* **GOAL OF THE EXERCISE**
Return every line of the data below that includes the string "JSON".

* **SUPPLIED DATA**
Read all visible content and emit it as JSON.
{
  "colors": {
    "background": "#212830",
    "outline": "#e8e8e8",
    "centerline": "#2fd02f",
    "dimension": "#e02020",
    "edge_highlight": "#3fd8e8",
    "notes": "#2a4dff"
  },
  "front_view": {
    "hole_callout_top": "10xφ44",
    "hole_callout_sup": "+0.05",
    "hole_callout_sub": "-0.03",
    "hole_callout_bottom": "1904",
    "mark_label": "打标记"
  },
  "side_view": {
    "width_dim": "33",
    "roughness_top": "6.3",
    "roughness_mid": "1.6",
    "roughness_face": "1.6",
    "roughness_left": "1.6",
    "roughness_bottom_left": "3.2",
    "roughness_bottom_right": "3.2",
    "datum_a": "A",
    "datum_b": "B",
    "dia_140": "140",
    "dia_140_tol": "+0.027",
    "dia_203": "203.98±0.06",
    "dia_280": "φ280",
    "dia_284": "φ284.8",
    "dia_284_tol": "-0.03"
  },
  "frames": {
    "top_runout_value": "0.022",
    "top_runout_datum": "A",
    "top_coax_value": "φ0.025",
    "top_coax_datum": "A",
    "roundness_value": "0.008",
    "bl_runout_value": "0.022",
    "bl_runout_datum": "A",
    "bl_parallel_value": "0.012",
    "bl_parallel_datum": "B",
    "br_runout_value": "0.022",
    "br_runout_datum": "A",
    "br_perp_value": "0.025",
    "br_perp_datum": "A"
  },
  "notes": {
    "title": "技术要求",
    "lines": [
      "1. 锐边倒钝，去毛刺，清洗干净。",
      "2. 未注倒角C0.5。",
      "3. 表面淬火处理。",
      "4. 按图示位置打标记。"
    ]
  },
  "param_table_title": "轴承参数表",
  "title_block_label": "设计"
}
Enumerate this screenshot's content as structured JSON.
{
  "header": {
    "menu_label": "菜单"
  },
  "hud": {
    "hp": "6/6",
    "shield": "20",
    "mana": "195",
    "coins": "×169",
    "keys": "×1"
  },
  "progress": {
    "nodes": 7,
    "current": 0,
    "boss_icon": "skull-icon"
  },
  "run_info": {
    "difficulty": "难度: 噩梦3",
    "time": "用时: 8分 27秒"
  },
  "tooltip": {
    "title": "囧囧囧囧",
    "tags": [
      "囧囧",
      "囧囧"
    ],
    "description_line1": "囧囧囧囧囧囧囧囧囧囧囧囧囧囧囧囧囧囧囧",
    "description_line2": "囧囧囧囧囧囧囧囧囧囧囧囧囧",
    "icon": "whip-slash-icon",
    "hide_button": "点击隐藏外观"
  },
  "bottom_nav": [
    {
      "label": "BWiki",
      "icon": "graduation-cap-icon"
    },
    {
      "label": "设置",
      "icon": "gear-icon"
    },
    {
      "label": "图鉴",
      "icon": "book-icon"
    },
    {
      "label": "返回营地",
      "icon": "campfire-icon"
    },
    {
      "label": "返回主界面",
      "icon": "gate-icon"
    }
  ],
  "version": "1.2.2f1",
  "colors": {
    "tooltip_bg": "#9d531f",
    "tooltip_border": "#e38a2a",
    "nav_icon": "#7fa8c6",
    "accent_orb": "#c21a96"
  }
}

* **RESPONSE TO THIS TASK**
Read all visible content and emit it as JSON.
Enumerate this screenshot's content as structured JSON.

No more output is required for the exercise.